◆ Written request ◆
Search the listing below for the word "stats" and copy each line that holds it.

※

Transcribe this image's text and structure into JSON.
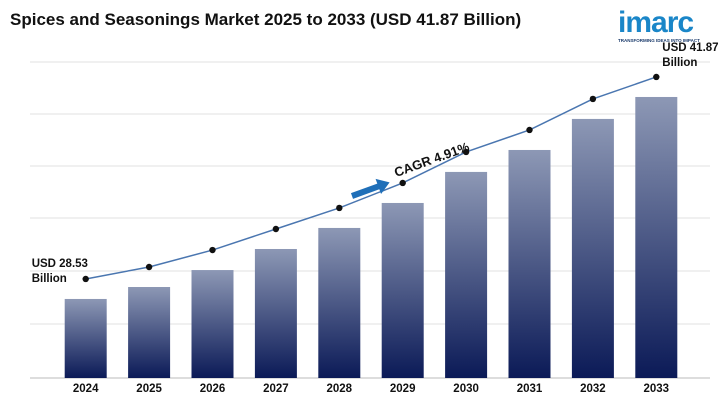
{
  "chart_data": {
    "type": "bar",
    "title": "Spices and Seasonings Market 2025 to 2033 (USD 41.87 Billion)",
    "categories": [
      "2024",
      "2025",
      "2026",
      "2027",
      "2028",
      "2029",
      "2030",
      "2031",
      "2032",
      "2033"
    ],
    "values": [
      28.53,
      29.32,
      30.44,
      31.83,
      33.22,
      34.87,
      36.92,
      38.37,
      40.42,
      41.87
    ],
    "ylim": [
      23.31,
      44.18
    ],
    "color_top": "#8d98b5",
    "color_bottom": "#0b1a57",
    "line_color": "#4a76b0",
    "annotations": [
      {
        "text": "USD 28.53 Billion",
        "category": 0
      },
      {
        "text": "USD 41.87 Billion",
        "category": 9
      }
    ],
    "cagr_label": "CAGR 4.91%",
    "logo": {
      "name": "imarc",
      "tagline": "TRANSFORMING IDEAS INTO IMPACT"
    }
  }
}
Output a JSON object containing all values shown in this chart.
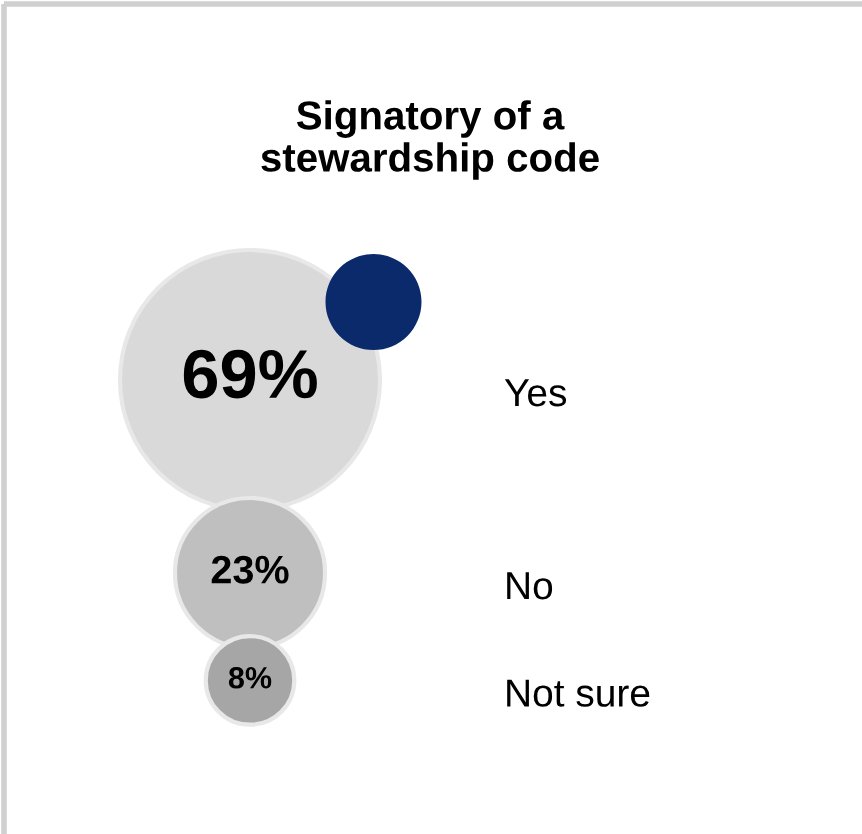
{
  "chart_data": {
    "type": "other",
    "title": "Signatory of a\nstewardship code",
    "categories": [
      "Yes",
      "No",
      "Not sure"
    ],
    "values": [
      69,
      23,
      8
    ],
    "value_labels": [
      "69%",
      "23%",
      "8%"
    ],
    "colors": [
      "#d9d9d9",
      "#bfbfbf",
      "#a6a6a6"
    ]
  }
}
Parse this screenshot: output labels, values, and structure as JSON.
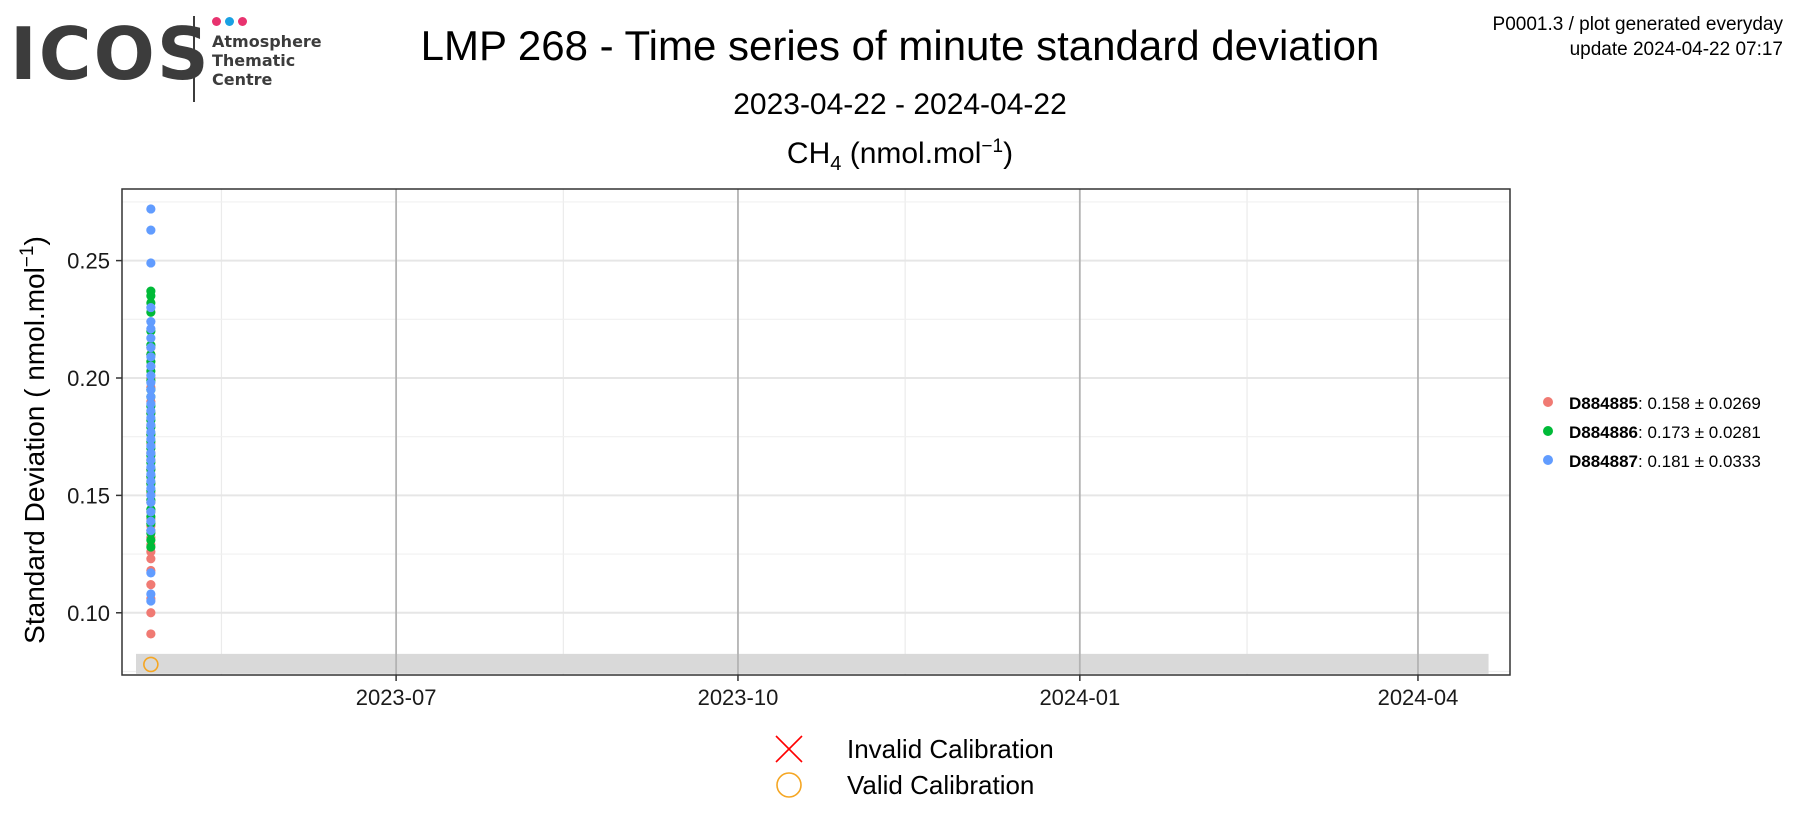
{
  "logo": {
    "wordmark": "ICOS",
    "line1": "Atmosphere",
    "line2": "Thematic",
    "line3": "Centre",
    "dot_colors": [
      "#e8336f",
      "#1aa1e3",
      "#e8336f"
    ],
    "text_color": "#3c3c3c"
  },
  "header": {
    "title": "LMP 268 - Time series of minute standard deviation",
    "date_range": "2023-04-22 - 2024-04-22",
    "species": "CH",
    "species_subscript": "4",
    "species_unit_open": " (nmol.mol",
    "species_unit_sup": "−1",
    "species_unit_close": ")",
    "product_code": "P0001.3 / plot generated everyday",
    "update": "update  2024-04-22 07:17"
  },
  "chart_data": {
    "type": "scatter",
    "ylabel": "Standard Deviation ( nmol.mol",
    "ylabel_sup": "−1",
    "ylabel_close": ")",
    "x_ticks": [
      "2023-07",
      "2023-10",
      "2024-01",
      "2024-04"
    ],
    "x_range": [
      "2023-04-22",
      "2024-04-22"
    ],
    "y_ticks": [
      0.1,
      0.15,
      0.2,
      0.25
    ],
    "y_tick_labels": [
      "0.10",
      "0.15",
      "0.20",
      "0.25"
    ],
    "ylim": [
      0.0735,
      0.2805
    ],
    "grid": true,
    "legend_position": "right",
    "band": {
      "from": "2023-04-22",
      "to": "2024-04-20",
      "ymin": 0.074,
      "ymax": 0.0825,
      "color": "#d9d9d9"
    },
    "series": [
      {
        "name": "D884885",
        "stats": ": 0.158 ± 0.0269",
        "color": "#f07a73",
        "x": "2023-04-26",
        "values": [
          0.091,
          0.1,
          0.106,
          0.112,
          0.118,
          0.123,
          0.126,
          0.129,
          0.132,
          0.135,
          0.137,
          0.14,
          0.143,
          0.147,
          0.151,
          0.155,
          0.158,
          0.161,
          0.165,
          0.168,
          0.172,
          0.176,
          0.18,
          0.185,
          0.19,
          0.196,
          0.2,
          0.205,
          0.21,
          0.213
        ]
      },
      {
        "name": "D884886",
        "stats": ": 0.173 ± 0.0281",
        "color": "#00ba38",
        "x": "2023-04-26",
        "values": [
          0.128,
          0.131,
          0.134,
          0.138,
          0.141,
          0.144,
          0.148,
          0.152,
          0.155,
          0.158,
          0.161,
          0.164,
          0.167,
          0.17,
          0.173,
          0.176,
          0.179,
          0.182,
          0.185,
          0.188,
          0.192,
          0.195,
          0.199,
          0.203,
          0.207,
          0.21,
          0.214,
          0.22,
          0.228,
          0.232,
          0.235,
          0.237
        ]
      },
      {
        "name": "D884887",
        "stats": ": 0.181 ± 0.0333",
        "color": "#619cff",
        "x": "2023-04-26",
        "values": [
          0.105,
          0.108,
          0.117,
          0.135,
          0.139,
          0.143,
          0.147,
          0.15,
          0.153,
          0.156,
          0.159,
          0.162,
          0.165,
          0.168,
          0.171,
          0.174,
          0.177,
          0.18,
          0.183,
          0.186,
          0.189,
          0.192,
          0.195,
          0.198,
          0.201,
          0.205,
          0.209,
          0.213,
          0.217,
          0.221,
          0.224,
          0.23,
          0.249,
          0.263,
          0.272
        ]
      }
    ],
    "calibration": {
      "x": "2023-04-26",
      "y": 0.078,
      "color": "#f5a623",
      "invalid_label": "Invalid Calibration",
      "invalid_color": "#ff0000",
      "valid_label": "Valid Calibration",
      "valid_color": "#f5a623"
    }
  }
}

※

◆ Response to the task ◆
        "stats": ": 0.158 ± 0.0269",
        "stats": ": 0.173 ± 0.0281",
        "stats": ": 0.181 ± 0.0333",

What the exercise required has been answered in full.